Problem description
Count lines with "xlabel" in them. Report only the total.

— start Entries —

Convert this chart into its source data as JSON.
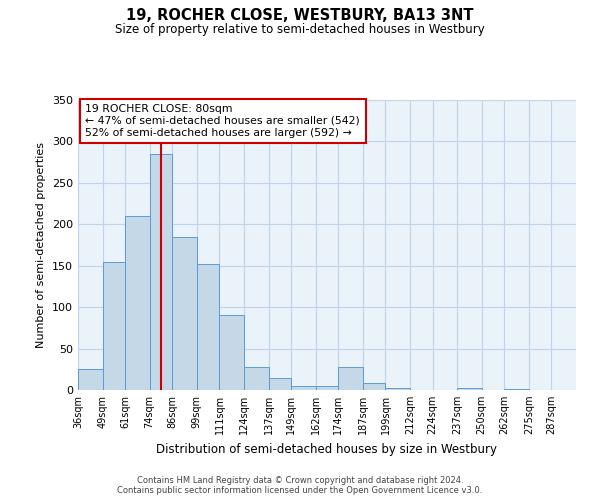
{
  "title": "19, ROCHER CLOSE, WESTBURY, BA13 3NT",
  "subtitle": "Size of property relative to semi-detached houses in Westbury",
  "xlabel": "Distribution of semi-detached houses by size in Westbury",
  "ylabel": "Number of semi-detached properties",
  "bin_labels": [
    "36sqm",
    "49sqm",
    "61sqm",
    "74sqm",
    "86sqm",
    "99sqm",
    "111sqm",
    "124sqm",
    "137sqm",
    "149sqm",
    "162sqm",
    "174sqm",
    "187sqm",
    "199sqm",
    "212sqm",
    "224sqm",
    "237sqm",
    "250sqm",
    "262sqm",
    "275sqm",
    "287sqm"
  ],
  "bin_edges": [
    36,
    49,
    61,
    74,
    86,
    99,
    111,
    124,
    137,
    149,
    162,
    174,
    187,
    199,
    212,
    224,
    237,
    250,
    262,
    275,
    287,
    300
  ],
  "bar_heights": [
    25,
    155,
    210,
    285,
    185,
    152,
    90,
    28,
    14,
    5,
    5,
    28,
    8,
    2,
    0,
    0,
    2,
    0,
    1,
    0,
    0
  ],
  "bar_color": "#c5d8e8",
  "bar_edge_color": "#5b9bd5",
  "property_value": 80,
  "marker_line_color": "#cc0000",
  "box_text_line1": "19 ROCHER CLOSE: 80sqm",
  "box_text_line2": "← 47% of semi-detached houses are smaller (542)",
  "box_text_line3": "52% of semi-detached houses are larger (592) →",
  "box_edge_color": "#cc0000",
  "ylim": [
    0,
    350
  ],
  "yticks": [
    0,
    50,
    100,
    150,
    200,
    250,
    300,
    350
  ],
  "footer_line1": "Contains HM Land Registry data © Crown copyright and database right 2024.",
  "footer_line2": "Contains public sector information licensed under the Open Government Licence v3.0.",
  "background_color": "#ffffff",
  "axes_bg_color": "#eaf2fa",
  "grid_color": "#c0d4e8"
}
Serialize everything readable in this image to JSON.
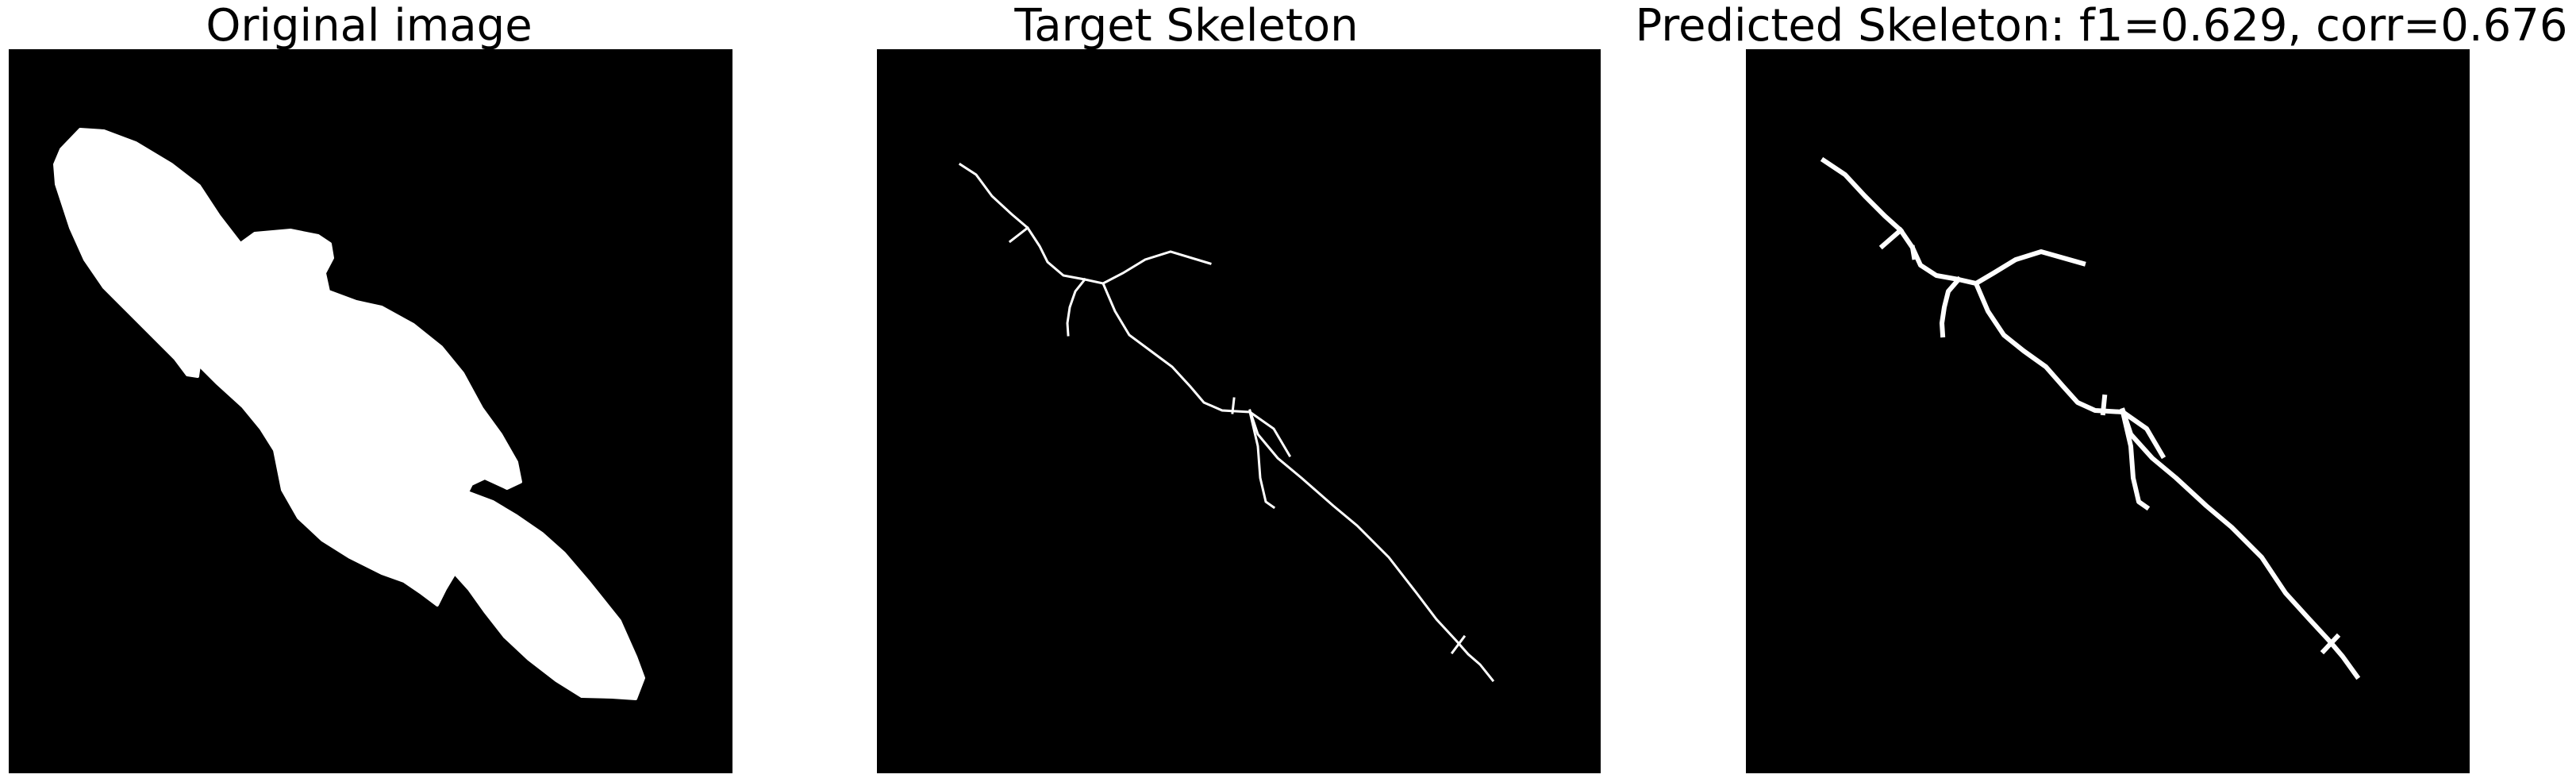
{
  "figure": {
    "panels": [
      {
        "id": "original",
        "title": "Original image"
      },
      {
        "id": "target",
        "title": "Target Skeleton"
      },
      {
        "id": "predicted",
        "title": "Predicted Skeleton: f1=0.629, corr=0.676"
      }
    ]
  },
  "colors": {
    "background": "#000000",
    "foreground": "#ffffff",
    "page": "#ffffff"
  }
}
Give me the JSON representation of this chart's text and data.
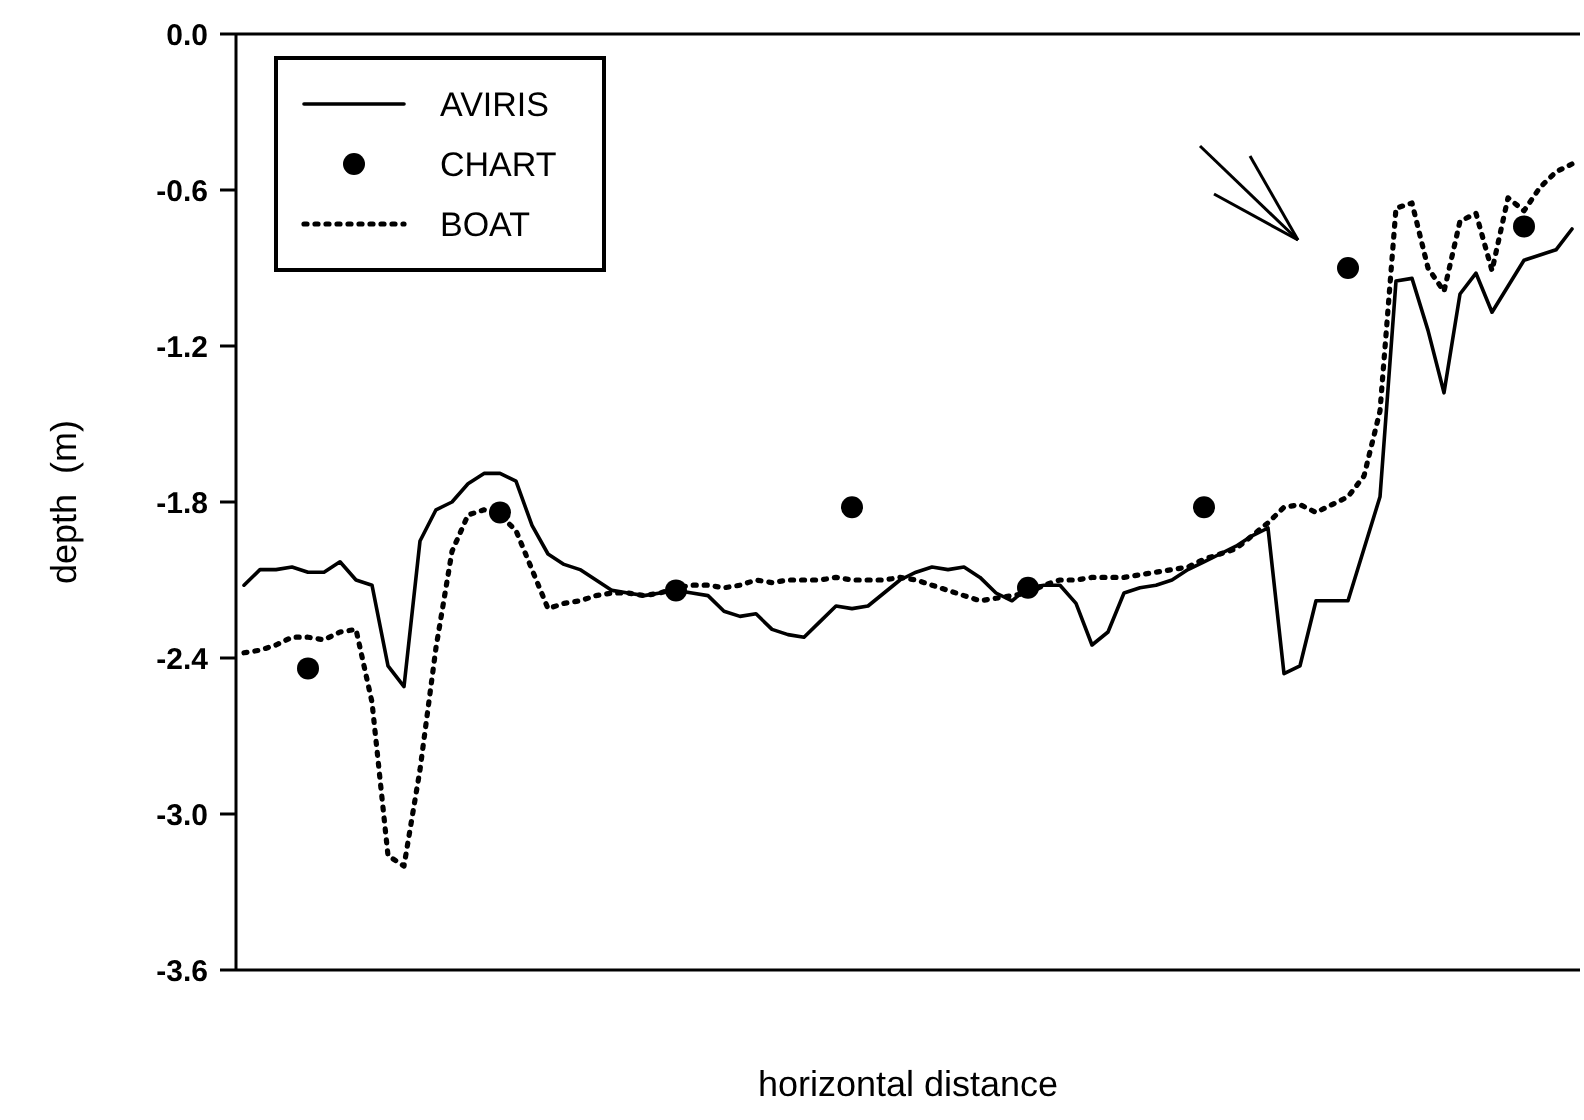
{
  "chart_data": {
    "type": "line",
    "xlabel": "horizontal distance",
    "ylabel": "depth  (m)",
    "ylim": [
      -3.6,
      0
    ],
    "yticks": [
      {
        "value": 0,
        "label": "0.0"
      },
      -0.6,
      -1.2,
      -1.8,
      -2.4,
      {
        "value": -3,
        "label": "-3.0"
      },
      -3.6
    ],
    "tick_labels": "y",
    "grid": false,
    "legend": "top left",
    "categories": [
      null,
      null,
      null,
      null,
      null,
      null,
      null,
      null,
      null,
      null,
      null,
      null,
      null,
      null,
      null,
      null,
      null,
      null,
      null,
      null,
      null,
      null,
      null,
      null,
      null,
      null,
      null,
      null,
      null,
      null,
      null,
      null,
      null,
      null,
      null,
      null,
      null,
      null,
      null,
      null,
      null,
      null,
      null,
      null,
      null,
      null,
      null,
      null,
      null,
      null,
      null,
      null,
      null,
      null,
      null,
      null,
      null,
      null,
      null,
      null,
      null,
      null,
      null,
      null,
      null,
      null,
      null,
      null,
      null,
      null,
      null,
      null,
      null,
      null,
      null,
      null,
      null,
      null,
      null,
      null,
      null,
      null,
      null,
      null
    ],
    "series": [
      {
        "name": "AVIRIS",
        "line_style": "solid",
        "marker": "none",
        "color": "#000000",
        "values": [
          -2.12,
          -2.06,
          -2.06,
          -2.05,
          -2.07,
          -2.07,
          -2.03,
          -2.1,
          -2.12,
          -2.43,
          -2.51,
          -1.95,
          -1.83,
          -1.8,
          -1.73,
          -1.69,
          -1.69,
          -1.72,
          -1.89,
          -2,
          -2.04,
          -2.06,
          -2.1,
          -2.14,
          -2.15,
          -2.16,
          -2.15,
          -2.14,
          -2.15,
          -2.16,
          -2.22,
          -2.24,
          -2.23,
          -2.29,
          -2.31,
          -2.32,
          -2.26,
          -2.2,
          -2.21,
          -2.2,
          -2.15,
          -2.1,
          -2.07,
          -2.05,
          -2.06,
          -2.05,
          -2.09,
          -2.15,
          -2.18,
          -2.13,
          -2.12,
          -2.12,
          -2.19,
          -2.35,
          -2.3,
          -2.15,
          -2.13,
          -2.12,
          -2.1,
          -2.06,
          -2.03,
          -2,
          -1.97,
          -1.93,
          -1.9,
          -2.46,
          -2.43,
          -2.18,
          -2.18,
          -2.18,
          -1.98,
          -1.78,
          -0.95,
          -0.94,
          -1.14,
          -1.38,
          -1,
          -0.92,
          -1.07,
          -0.97,
          -0.87,
          -0.85,
          -0.83,
          -0.75
        ]
      },
      {
        "name": "CHART",
        "type": "scatter",
        "marker": "circle",
        "color": "#000000",
        "values": [
          null,
          null,
          null,
          null,
          -2.44,
          null,
          null,
          null,
          null,
          null,
          null,
          null,
          null,
          null,
          null,
          null,
          -1.84,
          null,
          null,
          null,
          null,
          null,
          null,
          null,
          null,
          null,
          null,
          -2.14,
          null,
          null,
          null,
          null,
          null,
          null,
          null,
          null,
          null,
          null,
          -1.82,
          null,
          null,
          null,
          null,
          null,
          null,
          null,
          null,
          null,
          null,
          -2.13,
          null,
          null,
          null,
          null,
          null,
          null,
          null,
          null,
          null,
          null,
          -1.82,
          null,
          null,
          null,
          null,
          null,
          null,
          null,
          null,
          -0.9,
          null,
          null,
          null,
          null,
          null,
          null,
          null,
          null,
          null,
          null,
          -0.74,
          null,
          null,
          null
        ]
      },
      {
        "name": "BOAT",
        "line_style": "dotted",
        "marker": "none",
        "color": "#000000",
        "values": [
          -2.38,
          -2.37,
          -2.35,
          -2.32,
          -2.32,
          -2.33,
          -2.3,
          -2.29,
          -2.57,
          -3.16,
          -3.2,
          -2.83,
          -2.36,
          -1.99,
          -1.85,
          -1.83,
          -1.85,
          -1.91,
          -2.06,
          -2.21,
          -2.19,
          -2.18,
          -2.16,
          -2.15,
          -2.15,
          -2.16,
          -2.15,
          -2.13,
          -2.12,
          -2.12,
          -2.13,
          -2.12,
          -2.1,
          -2.11,
          -2.1,
          -2.1,
          -2.1,
          -2.09,
          -2.1,
          -2.1,
          -2.1,
          -2.09,
          -2.1,
          -2.12,
          -2.14,
          -2.16,
          -2.18,
          -2.17,
          -2.16,
          -2.15,
          -2.12,
          -2.1,
          -2.1,
          -2.09,
          -2.09,
          -2.09,
          -2.08,
          -2.07,
          -2.06,
          -2.05,
          -2.02,
          -2,
          -1.98,
          -1.93,
          -1.88,
          -1.82,
          -1.81,
          -1.84,
          -1.81,
          -1.78,
          -1.7,
          -1.45,
          -0.67,
          -0.65,
          -0.9,
          -0.99,
          -0.72,
          -0.69,
          -0.91,
          -0.63,
          -0.68,
          -0.59,
          -0.53,
          -0.5
        ]
      }
    ]
  }
}
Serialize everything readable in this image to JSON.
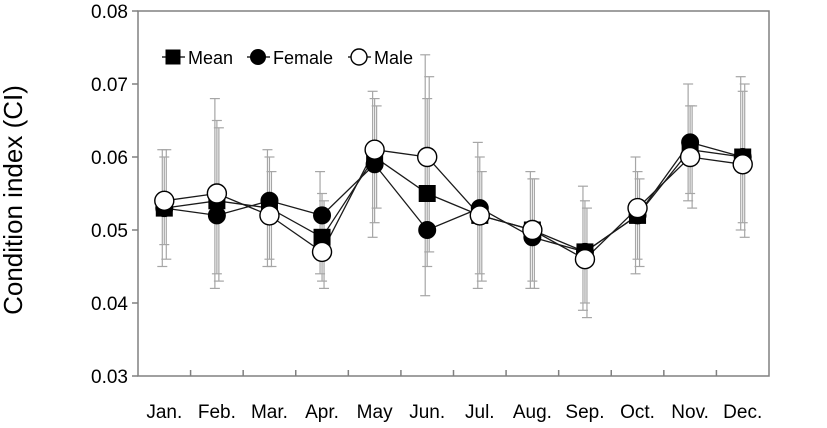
{
  "chart_data": {
    "type": "line",
    "title": "",
    "xlabel": "",
    "ylabel": "Condition index (CI)",
    "categories": [
      "Jan.",
      "Feb.",
      "Mar.",
      "Apr.",
      "May",
      "Jun.",
      "Jul.",
      "Aug.",
      "Sep.",
      "Oct.",
      "Nov.",
      "Dec."
    ],
    "ylim": [
      0.03,
      0.08
    ],
    "yticks": [
      "0.03",
      "0.04",
      "0.05",
      "0.06",
      "0.07",
      "0.08"
    ],
    "grid": false,
    "legend_position": "top-left",
    "series": [
      {
        "name": "Mean",
        "marker": "square",
        "values": [
          0.053,
          0.054,
          0.053,
          0.049,
          0.06,
          0.055,
          0.052,
          0.05,
          0.047,
          0.052,
          0.061,
          0.06
        ],
        "err_low": [
          0.048,
          0.044,
          0.046,
          0.043,
          0.051,
          0.045,
          0.044,
          0.043,
          0.04,
          0.046,
          0.055,
          0.051
        ],
        "err_high": [
          0.06,
          0.065,
          0.06,
          0.055,
          0.068,
          0.068,
          0.06,
          0.057,
          0.054,
          0.058,
          0.067,
          0.069
        ]
      },
      {
        "name": "Female",
        "marker": "filled-circle",
        "values": [
          0.053,
          0.052,
          0.054,
          0.052,
          0.059,
          0.05,
          0.053,
          0.049,
          0.047,
          0.052,
          0.062,
          0.06
        ],
        "err_low": [
          0.045,
          0.042,
          0.045,
          0.044,
          0.049,
          0.041,
          0.042,
          0.042,
          0.039,
          0.044,
          0.054,
          0.05
        ],
        "err_high": [
          0.061,
          0.068,
          0.061,
          0.058,
          0.069,
          0.074,
          0.062,
          0.058,
          0.056,
          0.06,
          0.07,
          0.071
        ]
      },
      {
        "name": "Male",
        "marker": "open-circle",
        "values": [
          0.054,
          0.055,
          0.052,
          0.047,
          0.061,
          0.06,
          0.052,
          0.05,
          0.046,
          0.053,
          0.06,
          0.059
        ],
        "err_low": [
          0.046,
          0.043,
          0.045,
          0.042,
          0.053,
          0.047,
          0.043,
          0.042,
          0.038,
          0.045,
          0.053,
          0.049
        ],
        "err_high": [
          0.061,
          0.064,
          0.058,
          0.054,
          0.067,
          0.071,
          0.058,
          0.057,
          0.053,
          0.057,
          0.067,
          0.07
        ]
      }
    ]
  }
}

— end Entries —

Final result
3